==== GIVEN INFORMATION ====
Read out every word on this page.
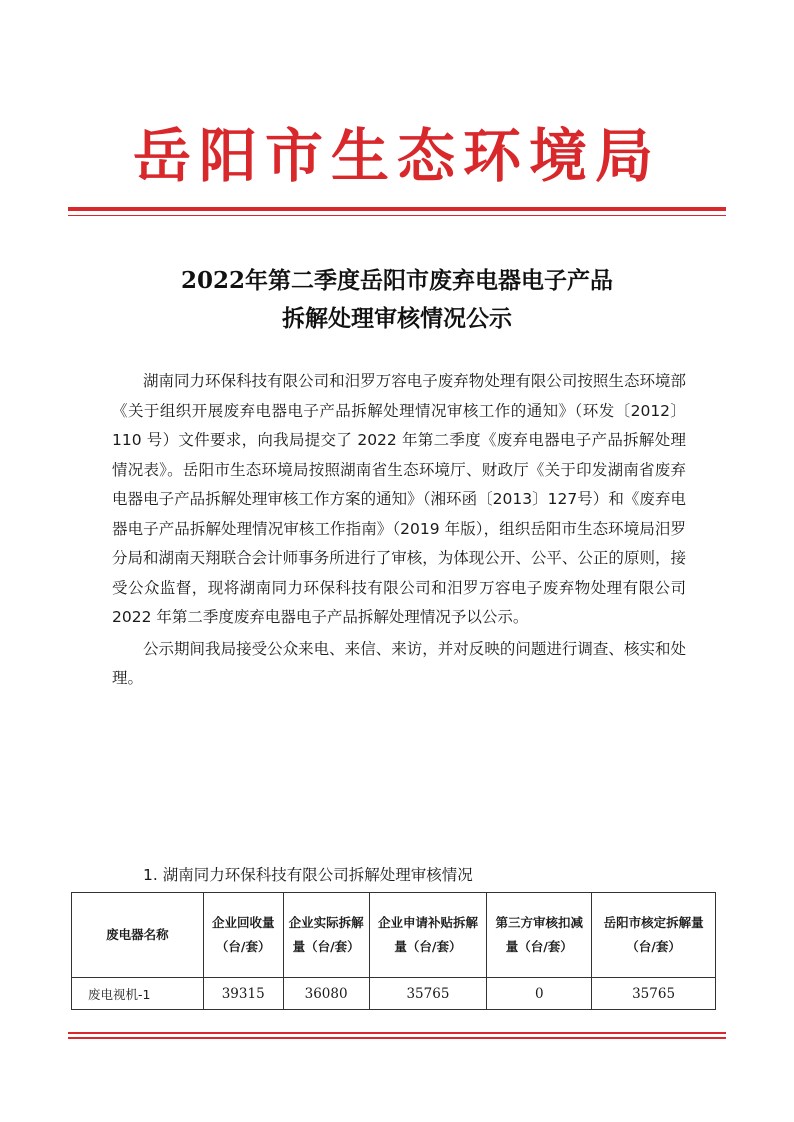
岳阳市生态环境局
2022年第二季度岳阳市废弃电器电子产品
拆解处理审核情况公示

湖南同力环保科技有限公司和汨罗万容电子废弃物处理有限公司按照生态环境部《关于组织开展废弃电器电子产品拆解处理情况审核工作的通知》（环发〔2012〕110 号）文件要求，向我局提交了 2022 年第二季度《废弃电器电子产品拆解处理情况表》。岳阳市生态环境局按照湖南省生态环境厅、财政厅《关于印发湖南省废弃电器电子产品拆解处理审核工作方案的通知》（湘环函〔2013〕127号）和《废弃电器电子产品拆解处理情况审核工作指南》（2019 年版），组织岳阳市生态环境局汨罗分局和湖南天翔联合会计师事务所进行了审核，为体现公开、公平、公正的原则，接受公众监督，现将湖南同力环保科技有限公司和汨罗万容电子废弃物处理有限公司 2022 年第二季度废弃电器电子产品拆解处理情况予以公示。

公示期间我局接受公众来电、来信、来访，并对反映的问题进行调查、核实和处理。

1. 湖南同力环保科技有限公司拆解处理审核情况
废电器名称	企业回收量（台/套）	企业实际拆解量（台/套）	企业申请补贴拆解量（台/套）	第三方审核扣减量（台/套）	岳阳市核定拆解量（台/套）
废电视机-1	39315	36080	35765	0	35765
====
==== GIVEN INFORMATION ====
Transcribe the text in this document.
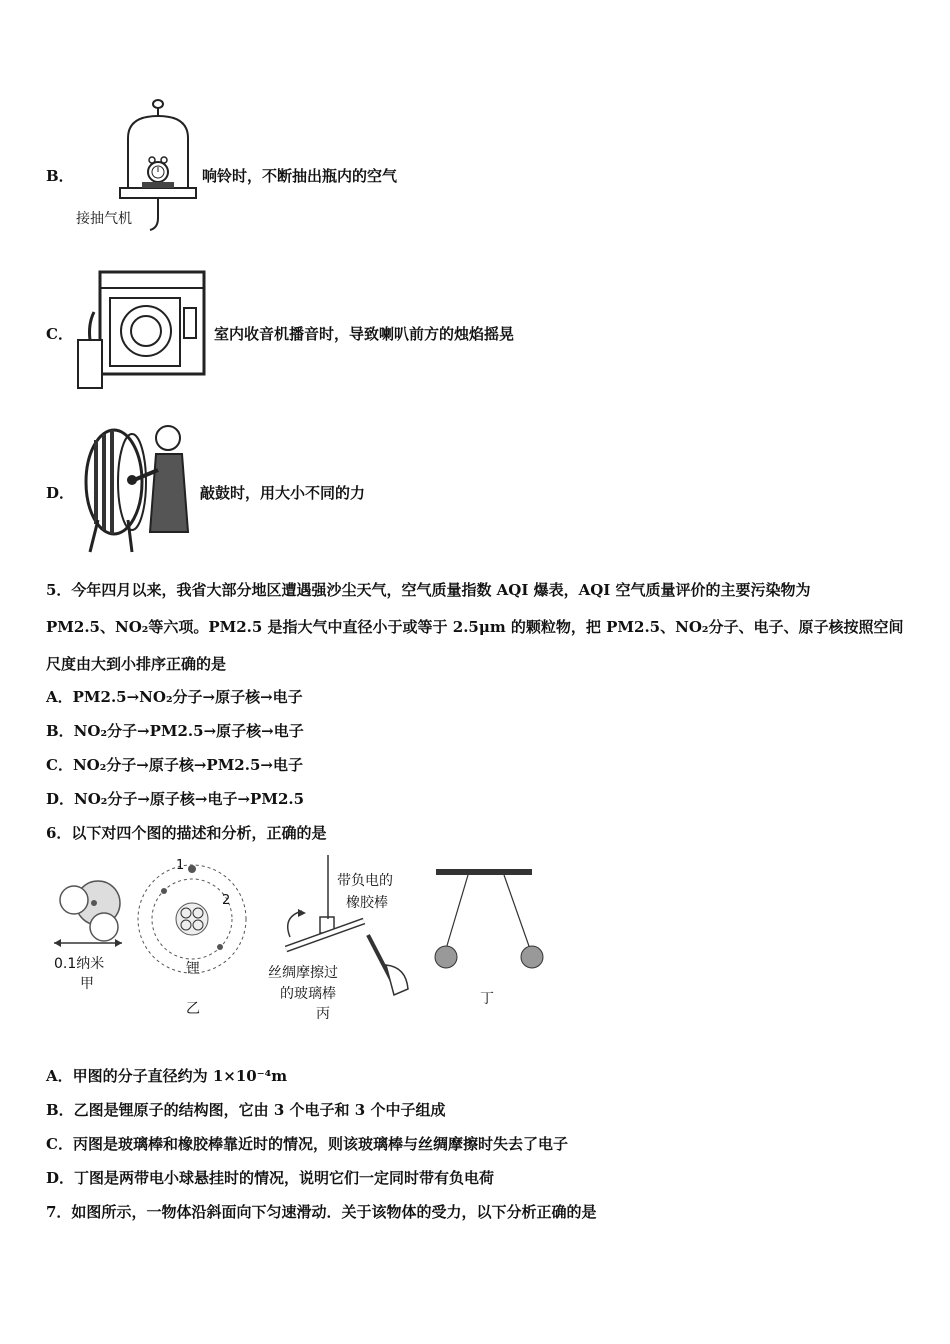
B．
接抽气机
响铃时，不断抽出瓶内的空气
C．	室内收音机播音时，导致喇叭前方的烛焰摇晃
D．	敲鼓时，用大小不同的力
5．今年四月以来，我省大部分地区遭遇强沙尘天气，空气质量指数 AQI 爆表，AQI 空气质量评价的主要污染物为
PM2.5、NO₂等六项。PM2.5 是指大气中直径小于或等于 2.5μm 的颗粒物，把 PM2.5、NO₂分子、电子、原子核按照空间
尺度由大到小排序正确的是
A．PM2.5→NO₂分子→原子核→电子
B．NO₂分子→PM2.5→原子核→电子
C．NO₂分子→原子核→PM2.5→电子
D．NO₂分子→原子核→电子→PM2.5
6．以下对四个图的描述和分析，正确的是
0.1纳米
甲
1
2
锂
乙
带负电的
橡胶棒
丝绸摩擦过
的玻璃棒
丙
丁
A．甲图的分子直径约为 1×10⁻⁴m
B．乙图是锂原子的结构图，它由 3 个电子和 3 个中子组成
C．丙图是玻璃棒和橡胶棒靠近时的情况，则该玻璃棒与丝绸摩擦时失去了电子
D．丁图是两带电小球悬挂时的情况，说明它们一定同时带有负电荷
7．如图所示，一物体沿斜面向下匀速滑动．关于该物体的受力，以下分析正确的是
====
→ **PROBLEM TO SOLVE**
Using the records above, copy each line that contains "NO₂分子".

→ **ANSWER FOR THE TASK**
PM2.5、NO₂等六项。PM2.5 是指大气中直径小于或等于 2.5μm 的颗粒物，把 PM2.5、NO₂分子、电子、原子核按照空间
A．PM2.5→NO₂分子→原子核→电子
B．NO₂分子→PM2.5→原子核→电子
C．NO₂分子→原子核→PM2.5→电子
D．NO₂分子→原子核→电子→PM2.5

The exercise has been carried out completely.